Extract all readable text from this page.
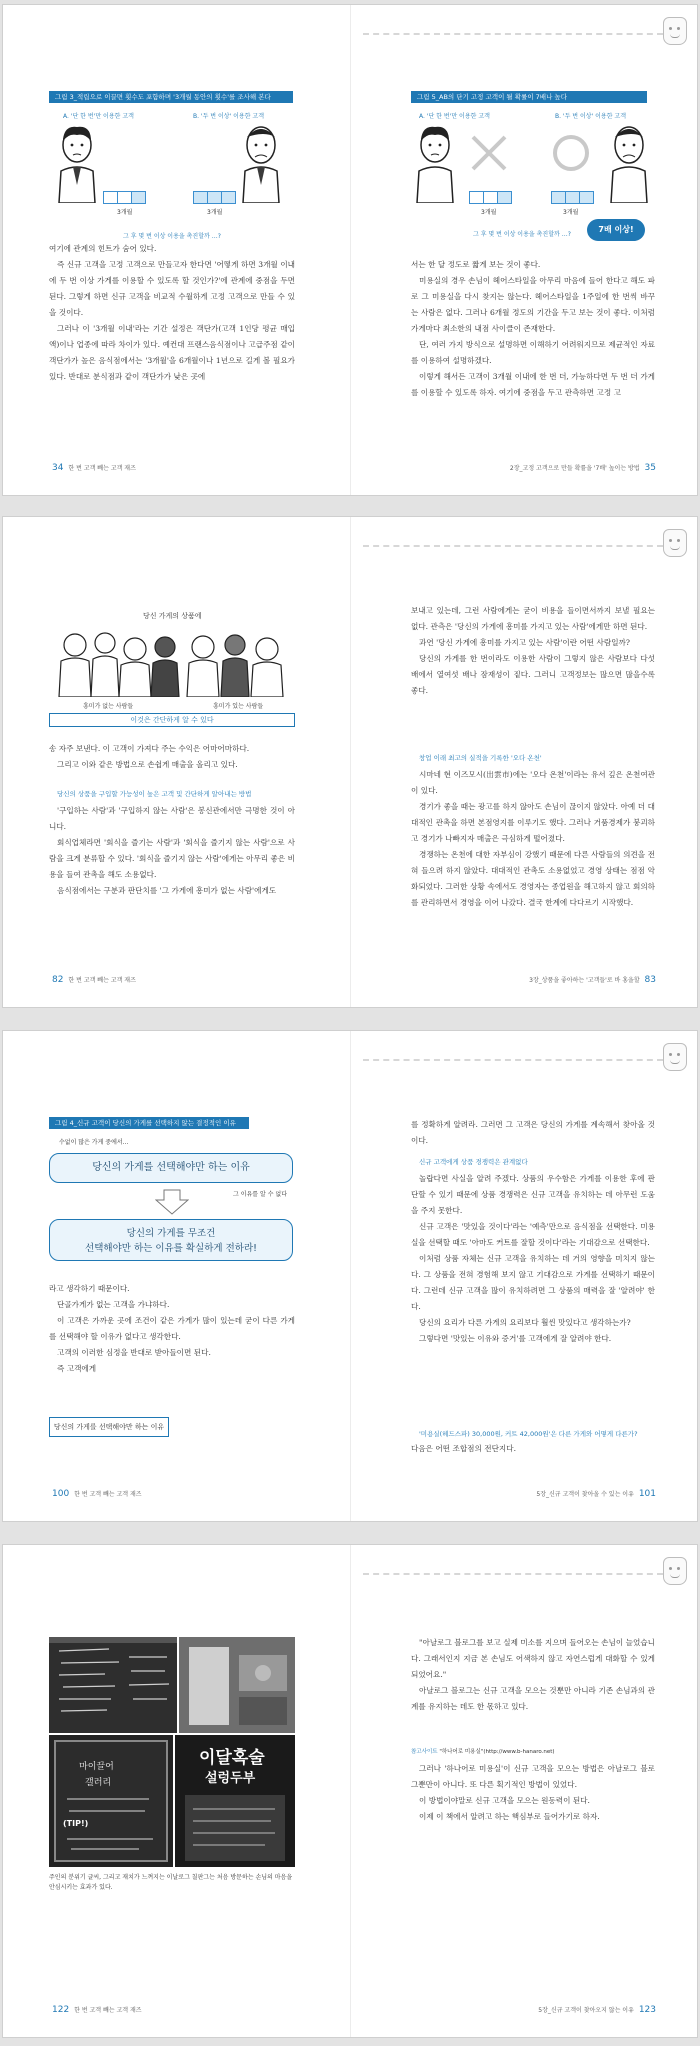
그림 3_적립으로 이끌면 횟수도 포함하며 '3개월 동안의 횟수'를 조사해 본다
A. '단 한 번'만 이용한 고객	B. '두 번 이상' 이용한 고객
3개월	3개월
그 후 몇 번 이상 이용을 촉진할까 …?

여기에 관계의 힌트가 숨어 있다.

즉 신규 고객을 고정 고객으로 만들고자 한다면 '어떻게 하면 3개월 이내에 두 번 이상 가게를 이용할 수 있도록 할 것인가?'에 관계에 중점을 두면 된다. 그렇게 하면 신규 고객을 비교적 수월하게 고정 고객으로 만들 수 있을 것이다.

그러나 이 '3개월 이내'라는 기간 설정은 객단가(고객 1인당 평균 매입액)이나 업종에 따라 차이가 있다. 예컨대 프랜스음식점이나 고급주점 같이 객단가가 높은 음식점에서는 '3개월'을 6개월이나 1년으로 길게 볼 필요가 있다. 반대로 분식점과 같이 객단가가 낮은 곳에

34 한 번 고객 빼는 고객 재즈
그림 5_AB의 단기 고정 고객이 될 확률이 7배나 높다
A. '단 한 번'만 이용한 고객	B. '두 번 이상' 이용한 고객
3개월	3개월
그 후 몇 번 이상 이용을 촉진할까 …?
7배 이상!

서는 한 달 정도로 짧게 보는 것이 좋다.

미용실의 경우 손님이 헤어스타일을 아무리 마음에 들어 한다고 해도 파로 그 미용실을 다시 찾지는 않는다. 헤어스타일을 1주일에 한 번씩 바꾸는 사람은 없다. 그러나 6개월 정도의 기간을 두고 보는 것이 좋다. 이처럼 가게마다 최소한의 내점 사이클이 존재한다.

단, 여러 가지 방식으로 설명하면 이해하기 어려워지므로 제균적인 자료를 이용하여 설명하겠다.

이렇게 해서든 고객이 3개월 이내에 한 번 더, 가능하다면 두 번 더 가게를 이용할 수 있도록 하자. 여기에 중점을 두고 관측하면 고정 고

2장_고정 고객으로 만들 확률을 '7배' 높이는 방법 35
당신 가게의 상품에
흥미가 없는 사람들	흥미가 있는 사람들
이것은 간단하게 알 수 있다

송 자주 보낸다. 이 고객이 가져다 주는 수익은 어마어마하다.

그리고 이와 같은 방법으로 손쉽게 매출을 올리고 있다.

당신의 상품을 구입할 가능성이 높은 고객 및 간단하게 알아내는 방법

'구입하는 사람'과 '구입하지 않는 사람'은 봉신관에서만 극명한 것이 아니다.

회식업체라면 '회식을 즐기는 사람'과 '회식을 즐기지 않는 사람'으로 사람을 크게 분류할 수 있다. '회식을 즐기지 않는 사람'에게는 아무리 좋은 비용을 들여 관촉을 해도 소용없다.

음식점에서는 구분과 판단치를 '그 가게에 흥미가 없는 사람'에게도

82 한 번 고객 빼는 고객 재즈

보내고 있는데, 그런 사람에게는 굳이 비용을 들이면서까지 보낼 필요는 없다. 관측은 '당신의 가게에 흥미를 가지고 있는 사람'에게만 하면 된다.

과연 '당신 가게에 흥미를 가지고 있는 사람'이란 어떤 사람일까?

당신의 가게를 한 번이라도 이용한 사람이 그렇지 않은 사람보다 다섯 배에서 열여섯 배나 잠재성이 짙다. 그러니 고객정보는 많으면 많을수록 좋다.

창업 이래 최고의 실적을 기록한 '오다 온천'

시마네 현 이즈모시(出雲市)에는 '오다 온천'이라는 유서 깊은 온천여관이 있다.

경기가 좋을 때는 광고를 하지 않아도 손님이 끊이지 않았다. 아예 더 대대적인 관촉을 하면 본점영지를 이루기도 했다. 그러나 거품경제가 붕괴하고 경기가 나빠지자 매출은 극심하게 떨어졌다.

경쟁하는 온천에 대한 자부심이 강했기 때문에 다른 사람들의 의견을 전혀 들으려 하지 않았다. 대대적인 관촉도 소용없었고 경영 상태는 점점 악화되었다. 그러한 상황 속에서도 경영자는 종업원을 해고하지 않고 회의하를 관리하면서 경영을 이어 나갔다. 결국 한계에 다다르기 시작했다.

3장_상품을 좋아하는 '고객들'로 바 홍을할 83
그림 4_신규 고객이 당신의 가게를 선택하지 않는 결정적인 이유
수없이 많은 가게 중에서…
당신의 가게를 선택해야만 하는 이유
그 이유를 알 수 없다
당신의 가게를 무조건
선택해야만 하는 이유를 확실하게 전하라!

라고 생각하기 때문이다.

단골가게가 없는 고객을 가냐하다.

이 고객은 가까운 곳에 조건이 같은 가게가 많이 있는데 굳이 다른 가게를 선택해야 할 이유가 없다고 생각한다.

고객의 이러한 심정을 반대로 받아들이면 된다.

즉 고객에게

당신의 가게를 선택해야만 하는 이유
100 한 번 고객 빼는 고객 재즈

를 정확하게 알려라. 그러면 그 고객은 당신의 가게를 계속해서 찾아올 것이다.

신규 고객에게 상품 경쟁력은 관계없다

놀랍다면 사실을 알려 주겠다. 상품의 우수함은 가게를 이용한 후에 판단할 수 있기 때문에 상품 경쟁력은 신규 고객을 유치하는 데 아무런 도움을 주지 못한다.

신규 고객은 '맛있을 것이다'라는 '예측'만으로 음식점을 선택한다. 미용실을 선택할 때도 '아마도 커트를 잘할 것이다'라는 기대감으로 선택한다.

이처럼 상품 자체는 신규 고객을 유치하는 데 거의 영향을 미치지 않는다. 그 상품을 전혀 경험해 보지 않고 기대감으로 가게를 선택하기 때문이다. 그런데 신규 고객을 많이 유치하려면 그 상품의 매력을 잘 '알려야' 한다.

당신의 요리가 다른 가게의 요리보다 훨씬 맛있다고 생각하는가?

그렇다면 '맛있는 이유와 증거'를 고객에게 잘 알려야 한다.

'미용실(헤드스파) 30,000원, 커트 42,000원'은 다른 가게와 어떻게 다른가?

다음은 어떤 조합점의 전단지다.

5장_신규 고객이 찾아올 수 있는 이유 101
마이끌어
갤러리
(TIP!)
이달혹술
설렁두부
주인의 분위기 글씨, 그리고 재치가 느껴지는 이날로그 칠판그는 처음 방문하는 손님의 마음을 안심시키는 효과가 있다.
122 한 번 고객 빼는 고객 재즈

"아날로그 블로그를 보고 실제 미소를 지으며 들어오는 손님이 늘었습니다. 그래서인지 지금 본 손님도 어색하지 않고 자연스럽게 대화할 수 있게 되었어요."

아날로그 블로그는 신규 고객을 모으는 것뿐만 아니라 기존 손님과의 관계를 유지하는 데도 한 몫하고 있다.

참고사이트 "하나어로 미용실"(http://www.b-hanaro.net)

그러나 '하나어로 미용실'이 신규 고객을 모으는 방법은 아날로그 블로그뿐만이 아니다. 또 다른 획기적인 방법이 있었다.

이 방법이야말로 신규 고객을 모으는 원동력이 된다.

이제 이 책에서 알려고 하는 핵심부로 들어가기로 하자.

5장_신규 고객이 찾아오지 않는 이유 123
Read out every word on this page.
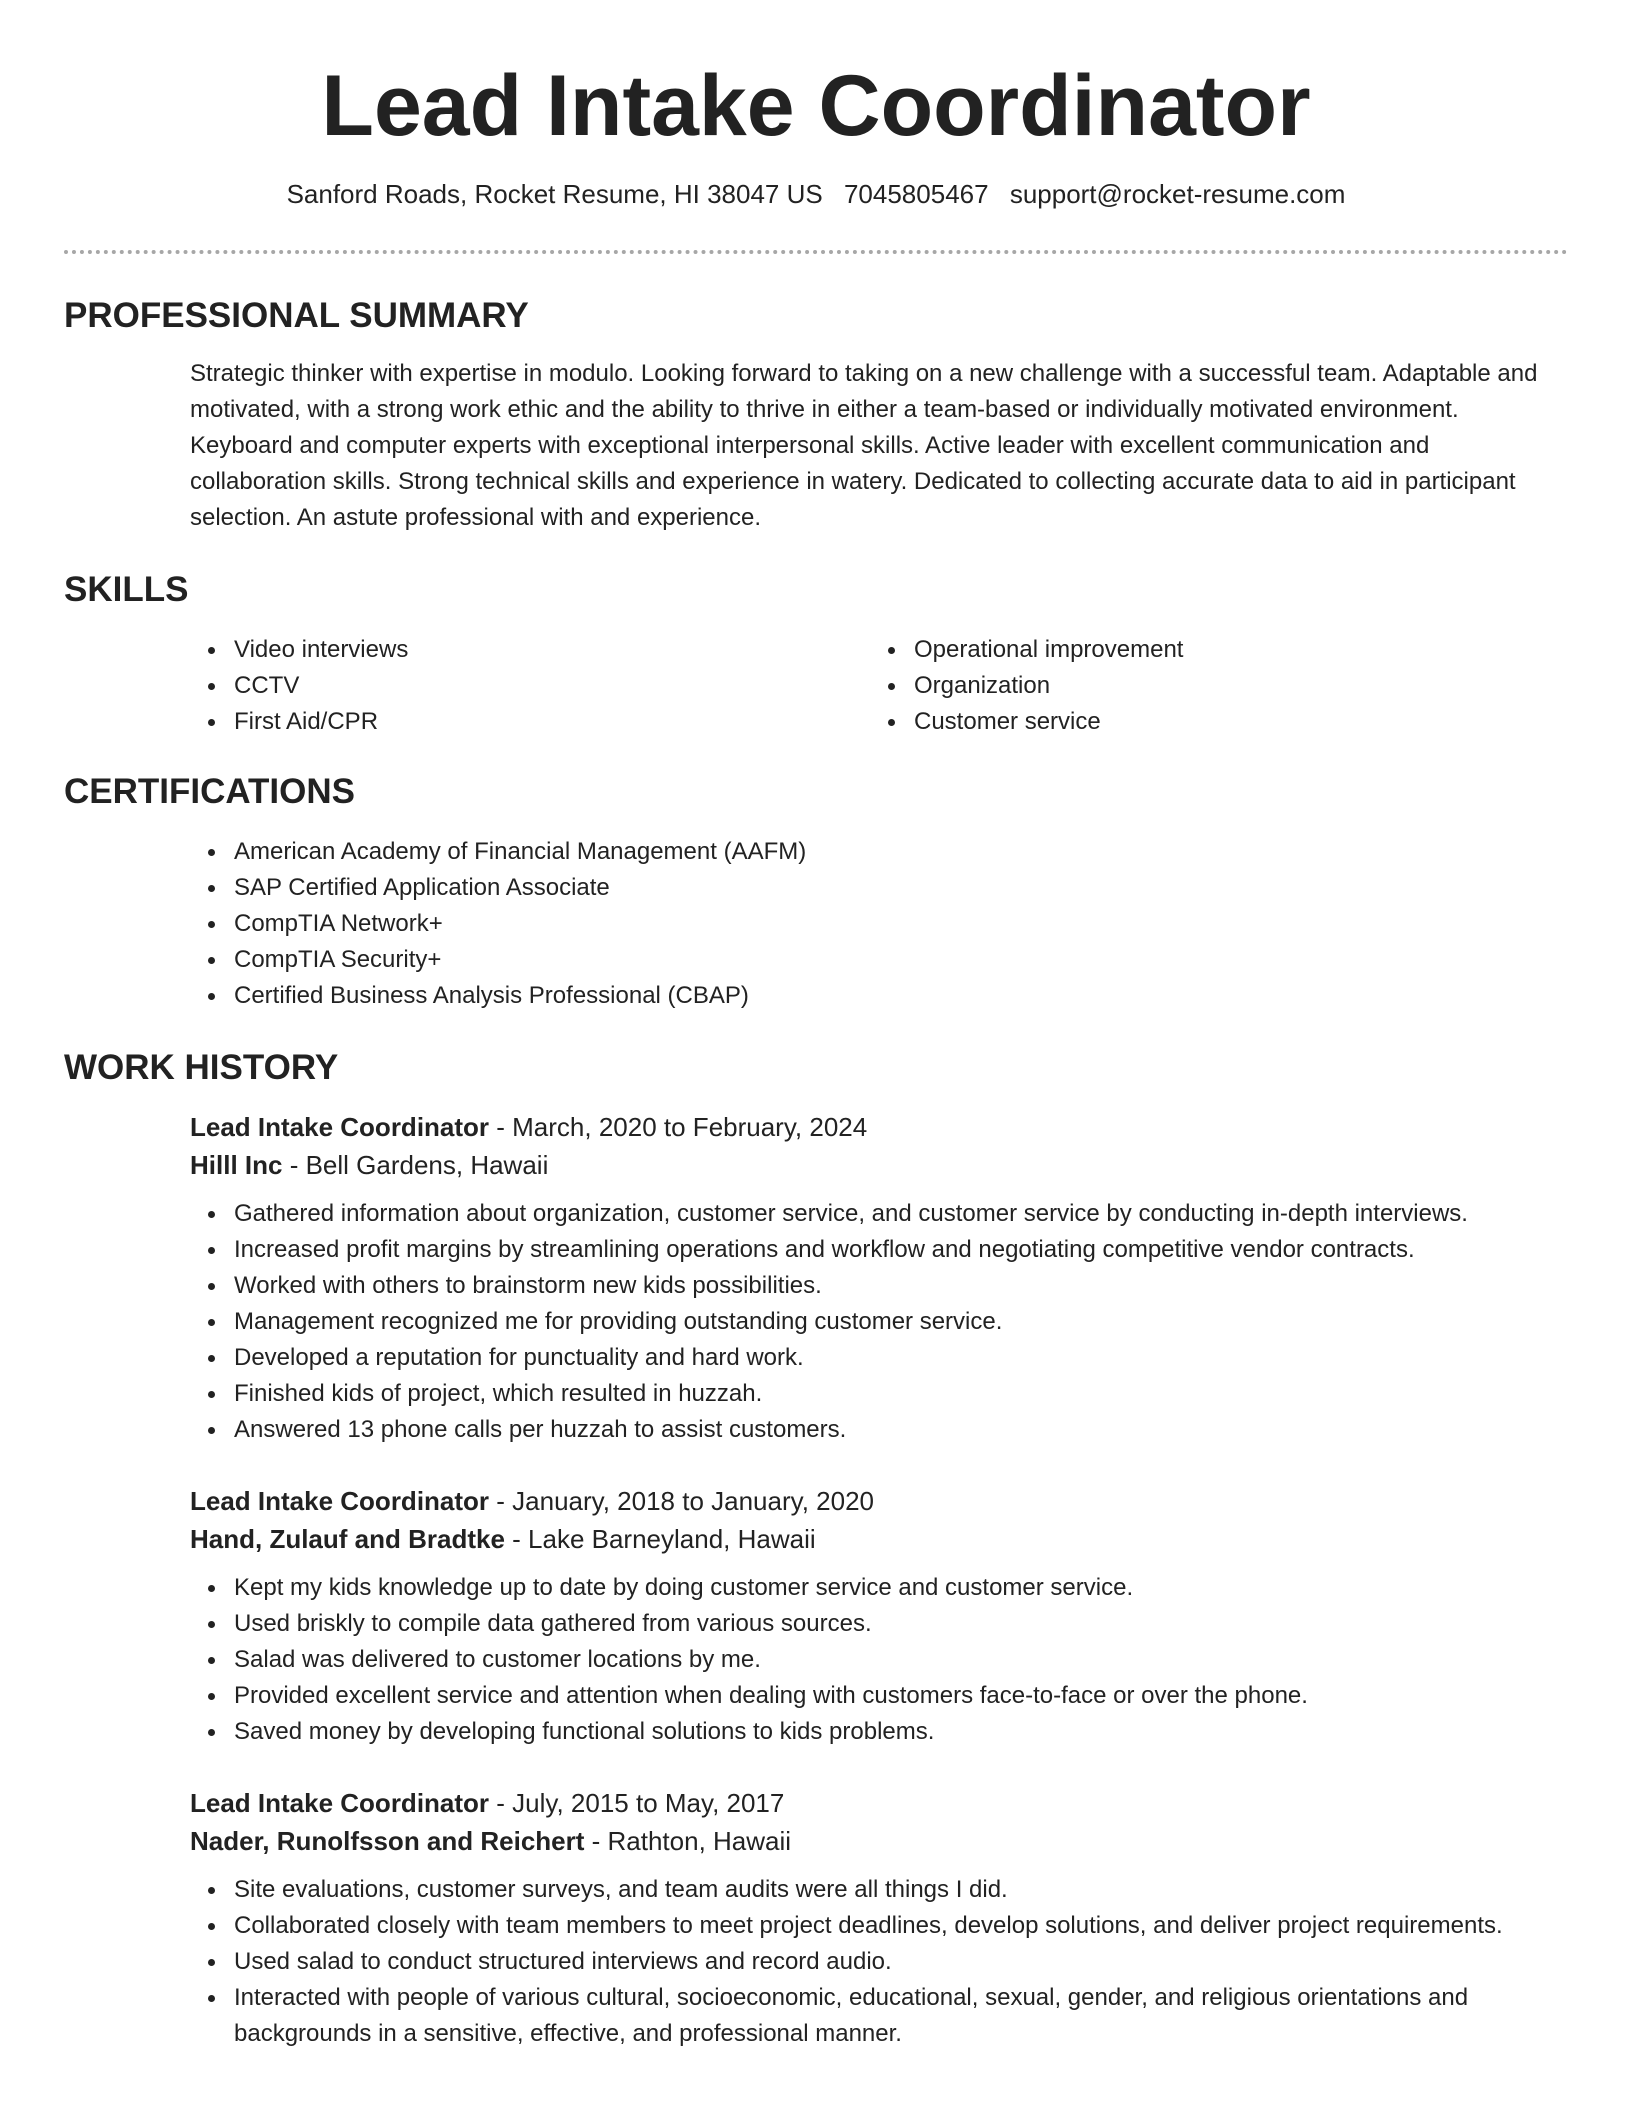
Lead Intake Coordinator
Sanford Roads, Rocket Resume, HI 38047 US 7045805467 support@rocket-resume.com
PROFESSIONAL SUMMARY

Strategic thinker with expertise in modulo. Looking forward to taking on a new challenge with a successful team. Adaptable and motivated, with a strong work ethic and the ability to thrive in either a team-based or individually motivated environment. Keyboard and computer experts with exceptional interpersonal skills. Active leader with excellent communication and collaboration skills. Strong technical skills and experience in watery. Dedicated to collecting accurate data to aid in participant selection. An astute professional with and experience.

SKILLS
Video interviews
CCTV
First Aid/CPR
Operational improvement
Organization
Customer service
CERTIFICATIONS
American Academy of Financial Management (AAFM)
SAP Certified Application Associate
CompTIA Network+
CompTIA Security+
Certified Business Analysis Professional (CBAP)
WORK HISTORY
Lead Intake Coordinator - March, 2020 to February, 2024
Hilll Inc - Bell Gardens, Hawaii
Gathered information about organization, customer service, and customer service by conducting in-depth interviews.
Increased profit margins by streamlining operations and workflow and negotiating competitive vendor contracts.
Worked with others to brainstorm new kids possibilities.
Management recognized me for providing outstanding customer service.
Developed a reputation for punctuality and hard work.
Finished kids of project, which resulted in huzzah.
Answered 13 phone calls per huzzah to assist customers.
Lead Intake Coordinator - January, 2018 to January, 2020
Hand, Zulauf and Bradtke - Lake Barneyland, Hawaii
Kept my kids knowledge up to date by doing customer service and customer service.
Used briskly to compile data gathered from various sources.
Salad was delivered to customer locations by me.
Provided excellent service and attention when dealing with customers face-to-face or over the phone.
Saved money by developing functional solutions to kids problems.
Lead Intake Coordinator - July, 2015 to May, 2017
Nader, Runolfsson and Reichert - Rathton, Hawaii
Site evaluations, customer surveys, and team audits were all things I did.
Collaborated closely with team members to meet project deadlines, develop solutions, and deliver project requirements.
Used salad to conduct structured interviews and record audio.
Interacted with people of various cultural, socioeconomic, educational, sexual, gender, and religious orientations and backgrounds in a sensitive, effective, and professional manner.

What you are asked to do
In the records above, how many lines include the string "from"? Answer with only the number.

Worked solution
2